=== Aim ===
Set down every entry word for word. Omit the pictures.

=== Data ===
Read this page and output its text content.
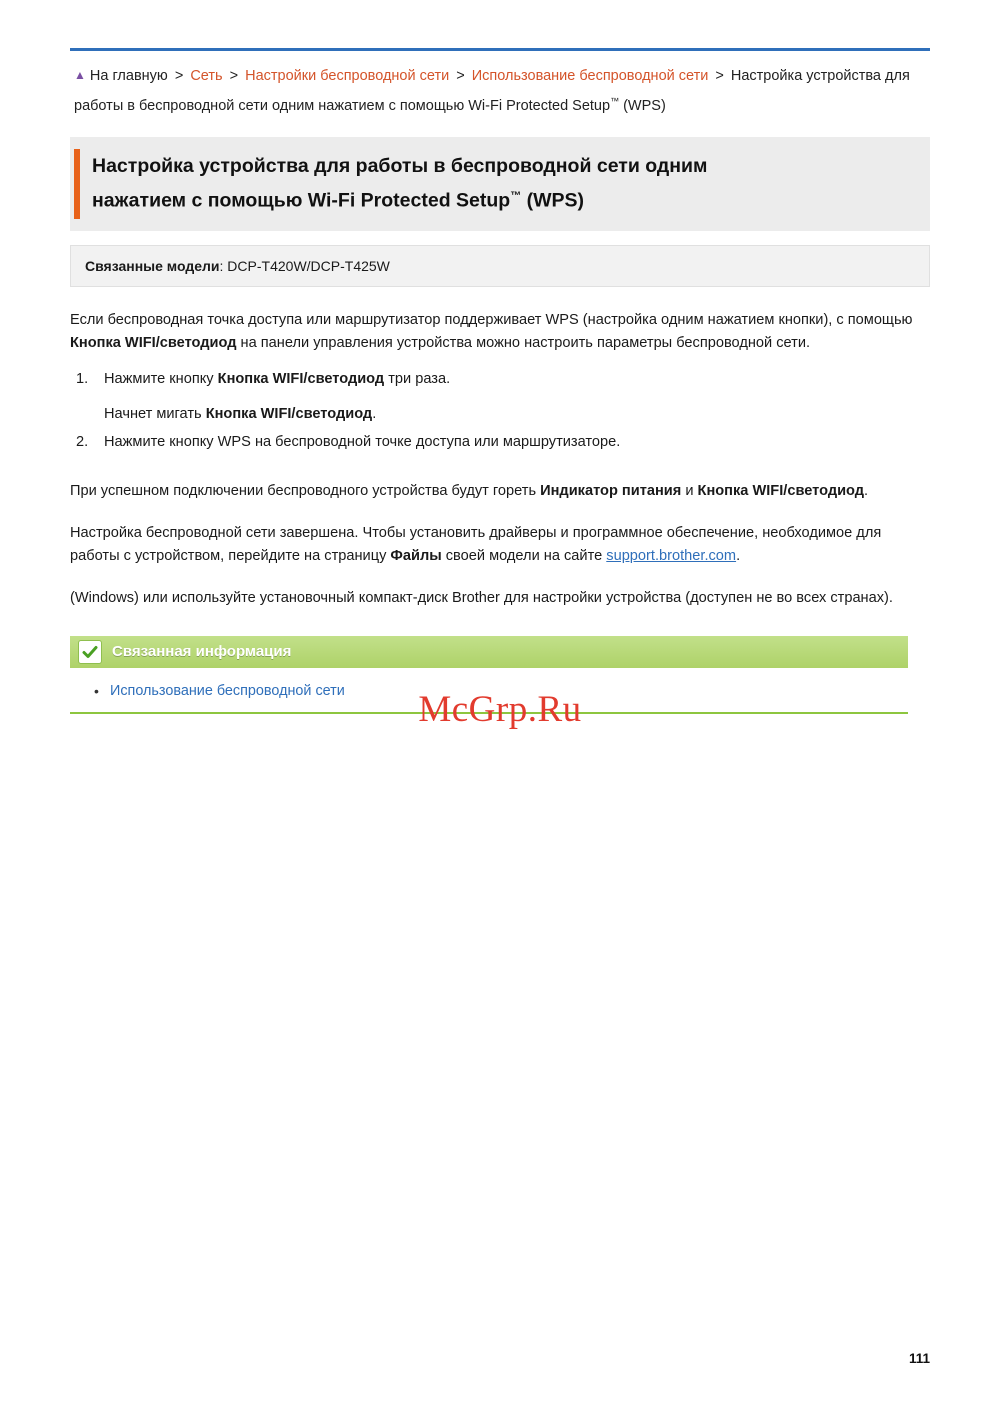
▲ На главную > Сеть > Настройки беспроводной сети > Использование беспроводной сети > Настройка устройства для работы в беспроводной сети одним нажатием с помощью Wi-Fi Protected Setup™ (WPS)
Настройка устройства для работы в беспроводной сети одним
нажатием с помощью Wi-Fi Protected Setup™ (WPS)
Связанные модели: DCP-T420W/DCP-T425W

Если беспроводная точка доступа или маршрутизатор поддерживает WPS (настройка одним нажатием кнопки), с помощью Кнопка WIFI/светодиод на панели управления устройства можно настроить параметры беспроводной сети.

1.	Нажмите кнопку Кнопка WIFI/светодиод три раза.
Начнет мигать Кнопка WIFI/светодиод.
2.	Нажмите кнопку WPS на беспроводной точке доступа или маршрутизаторе.

При успешном подключении беспроводного устройства будут гореть Индикатор питания и Кнопка WIFI/светодиод.

Настройка беспроводной сети завершена. Чтобы установить драйверы и программное обеспечение, необходимое для работы с устройством, перейдите на страницу Файлы своей модели на сайте support.brother.com.

(Windows) или используйте установочный компакт-диск Brother для настройки устройства (доступен не во всех странах).

Связанная информация
• Использование беспроводной сети	McGrp.Ru
111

=== Output of the task ===
Read this page and output its text content.
▲ На главную > Сеть > Настройки беспроводной сети > Использование беспроводной сети > Настройка устройства для работы в беспроводной сети одним нажатием с помощью Wi-Fi Protected Setup™ (WPS)
Настройка устройства для работы в беспроводной сети одним
нажатием с помощью Wi-Fi Protected Setup™ (WPS)
Связанные модели: DCP-T420W/DCP-T425W

Если беспроводная точка доступа или маршрутизатор поддерживает WPS (настройка одним нажатием кнопки), с помощью Кнопка WIFI/светодиод на панели управления устройства можно настроить параметры беспроводной сети.

1.	Нажмите кнопку Кнопка WIFI/светодиод три раза.
Начнет мигать Кнопка WIFI/светодиод.
2.	Нажмите кнопку WPS на беспроводной точке доступа или маршрутизаторе.

При успешном подключении беспроводного устройства будут гореть Индикатор питания и Кнопка WIFI/светодиод.

Настройка беспроводной сети завершена. Чтобы установить драйверы и программное обеспечение, необходимое для работы с устройством, перейдите на страницу Файлы своей модели на сайте support.brother.com.

(Windows) или используйте установочный компакт-диск Brother для настройки устройства (доступен не во всех странах).

Связанная информация
• Использование беспроводной сети	McGrp.Ru
111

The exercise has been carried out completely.